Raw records

━━━━━━━━

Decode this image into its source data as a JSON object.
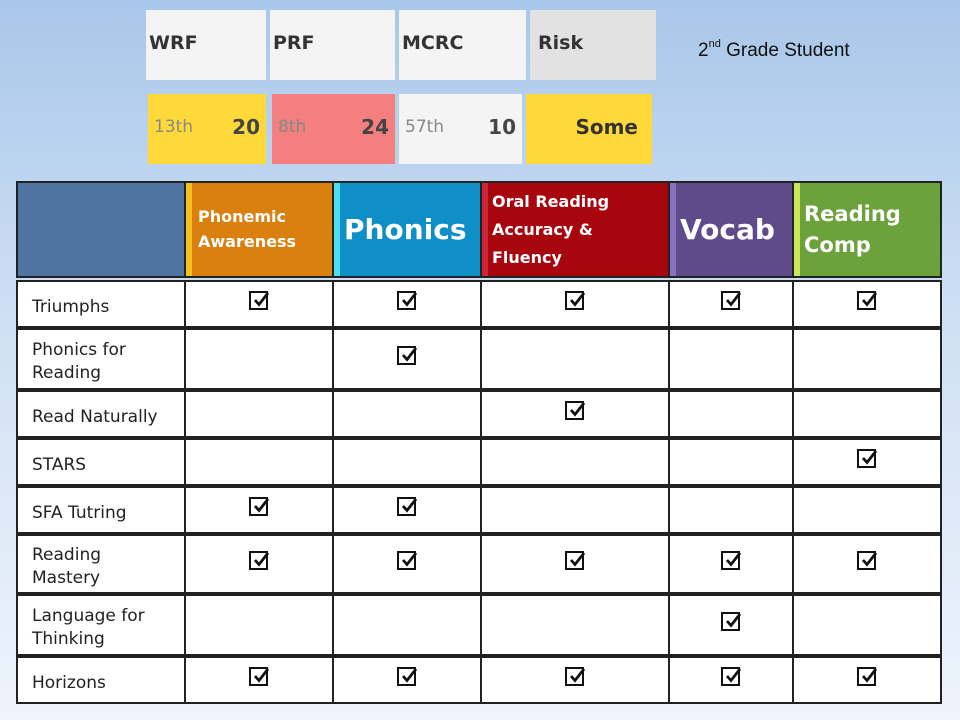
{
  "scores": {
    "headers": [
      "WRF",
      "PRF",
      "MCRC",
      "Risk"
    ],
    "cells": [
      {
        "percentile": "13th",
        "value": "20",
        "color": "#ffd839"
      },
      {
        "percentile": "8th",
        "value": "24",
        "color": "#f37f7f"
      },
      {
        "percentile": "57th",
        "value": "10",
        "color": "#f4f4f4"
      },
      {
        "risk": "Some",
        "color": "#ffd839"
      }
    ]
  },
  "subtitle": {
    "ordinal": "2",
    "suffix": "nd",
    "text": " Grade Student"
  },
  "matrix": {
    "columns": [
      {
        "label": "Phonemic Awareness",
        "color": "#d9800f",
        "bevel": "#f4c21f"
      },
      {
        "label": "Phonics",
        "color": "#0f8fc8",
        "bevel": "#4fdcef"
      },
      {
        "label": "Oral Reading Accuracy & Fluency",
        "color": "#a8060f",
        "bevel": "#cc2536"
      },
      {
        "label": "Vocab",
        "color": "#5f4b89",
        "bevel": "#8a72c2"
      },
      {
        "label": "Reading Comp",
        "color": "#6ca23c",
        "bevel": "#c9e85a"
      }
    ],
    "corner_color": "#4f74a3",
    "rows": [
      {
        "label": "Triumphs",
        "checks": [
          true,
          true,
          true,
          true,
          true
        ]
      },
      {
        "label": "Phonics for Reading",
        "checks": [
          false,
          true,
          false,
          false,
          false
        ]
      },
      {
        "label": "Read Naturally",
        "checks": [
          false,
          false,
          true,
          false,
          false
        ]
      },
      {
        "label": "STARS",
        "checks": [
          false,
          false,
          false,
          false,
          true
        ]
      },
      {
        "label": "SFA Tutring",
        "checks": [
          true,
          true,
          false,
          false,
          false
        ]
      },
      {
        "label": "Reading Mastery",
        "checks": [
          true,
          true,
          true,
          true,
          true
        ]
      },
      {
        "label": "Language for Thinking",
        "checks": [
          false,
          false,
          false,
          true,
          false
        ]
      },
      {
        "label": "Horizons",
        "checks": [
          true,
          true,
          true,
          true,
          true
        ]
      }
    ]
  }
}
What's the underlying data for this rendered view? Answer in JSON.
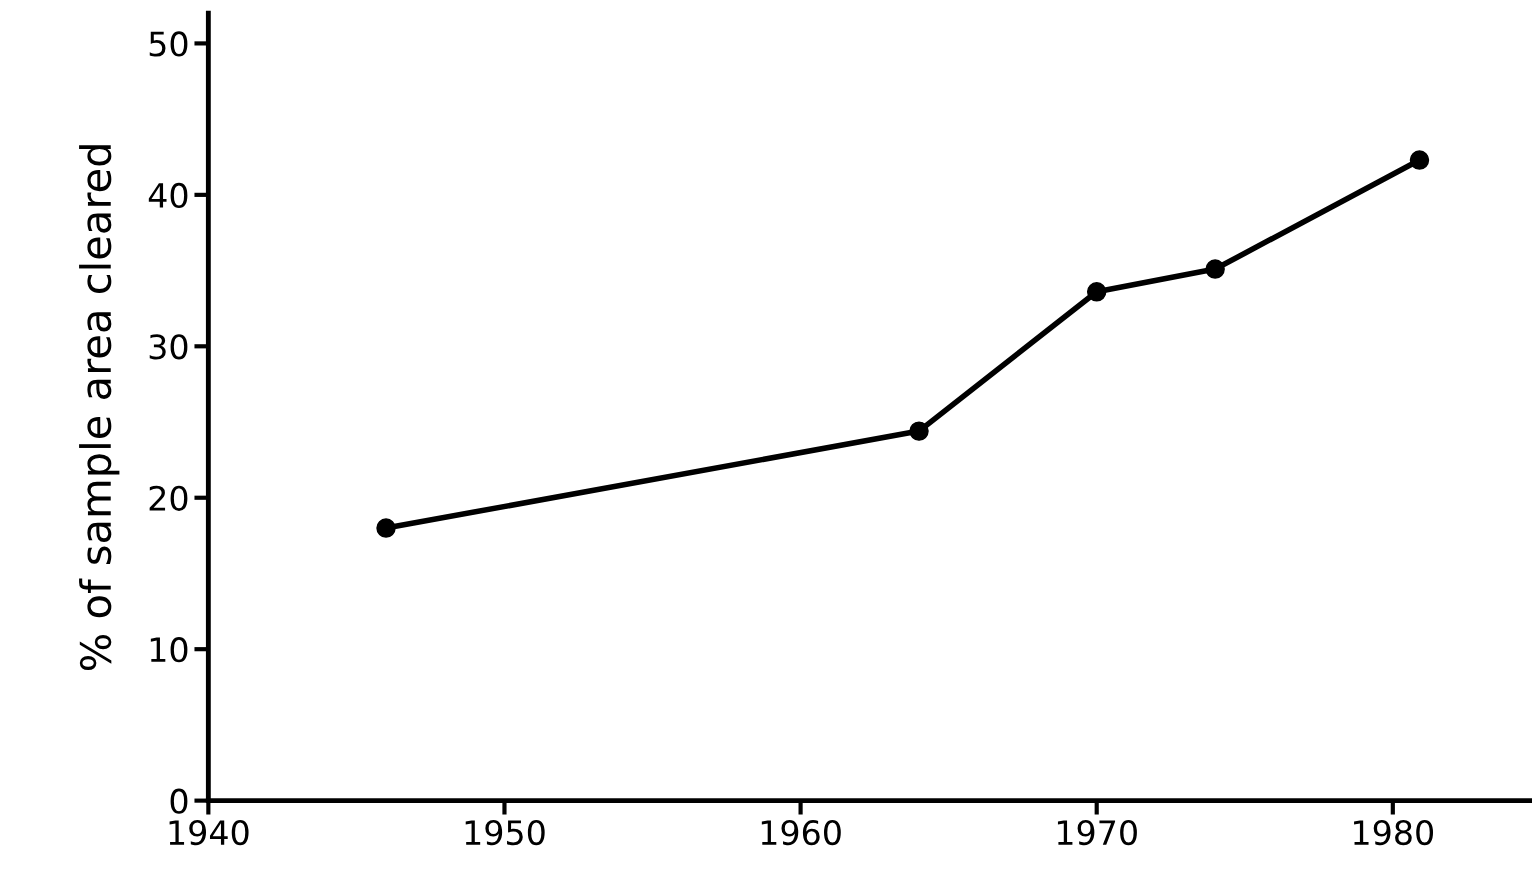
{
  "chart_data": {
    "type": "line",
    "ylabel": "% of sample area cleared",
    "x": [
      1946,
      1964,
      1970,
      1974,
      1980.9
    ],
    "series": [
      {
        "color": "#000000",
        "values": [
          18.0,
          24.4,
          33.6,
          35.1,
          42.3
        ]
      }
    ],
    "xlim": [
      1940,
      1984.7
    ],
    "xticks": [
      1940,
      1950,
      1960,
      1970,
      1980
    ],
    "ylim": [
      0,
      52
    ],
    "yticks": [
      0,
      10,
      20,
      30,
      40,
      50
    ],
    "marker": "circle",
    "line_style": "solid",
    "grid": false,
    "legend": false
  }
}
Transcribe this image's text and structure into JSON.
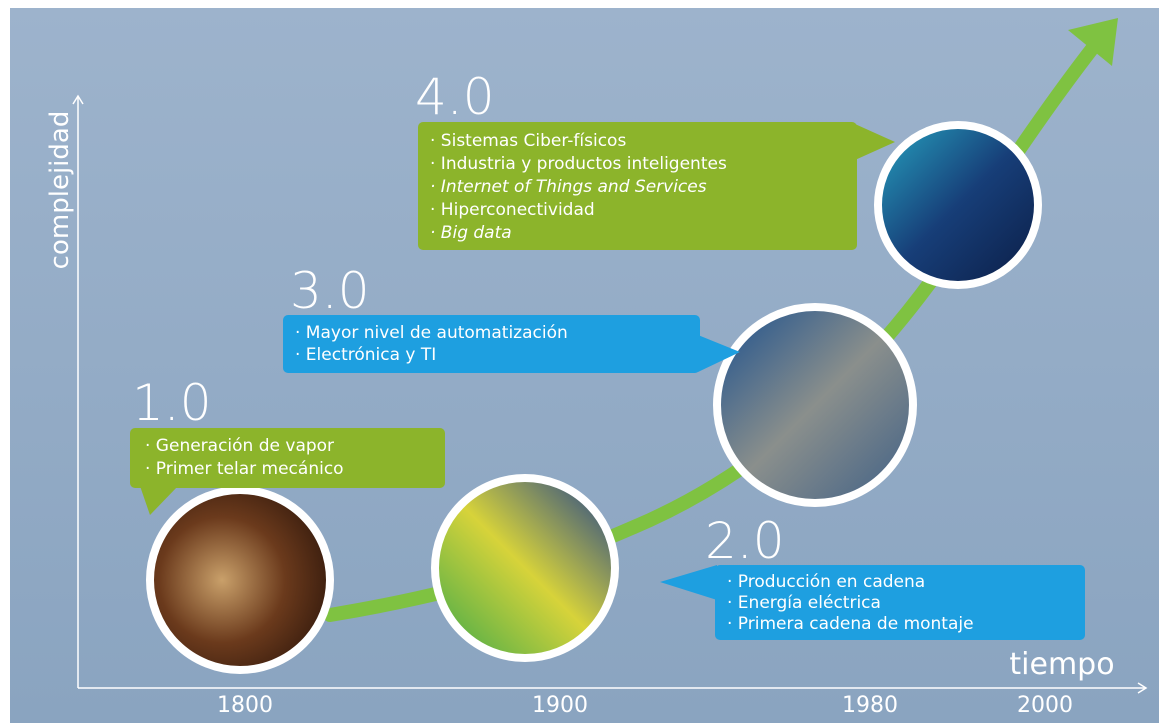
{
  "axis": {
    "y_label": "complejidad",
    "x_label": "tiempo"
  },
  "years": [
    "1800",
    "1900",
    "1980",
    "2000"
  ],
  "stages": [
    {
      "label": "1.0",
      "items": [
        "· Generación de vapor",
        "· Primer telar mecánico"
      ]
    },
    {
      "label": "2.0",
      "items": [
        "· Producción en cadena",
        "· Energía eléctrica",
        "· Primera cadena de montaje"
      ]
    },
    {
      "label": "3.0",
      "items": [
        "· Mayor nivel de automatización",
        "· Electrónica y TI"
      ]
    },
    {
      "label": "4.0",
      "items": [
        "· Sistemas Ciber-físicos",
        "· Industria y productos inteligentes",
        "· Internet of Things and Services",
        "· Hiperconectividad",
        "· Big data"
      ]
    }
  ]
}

━━━━━━━━

◆ **WHAT THE EXERCISE ASKS**
Go through the material line by line. Show each line that contains the string "text".

◆ **EXERCISE SOLUTION**
    "text": " Grade Student"
Transcribe this image's text and structure into JSON.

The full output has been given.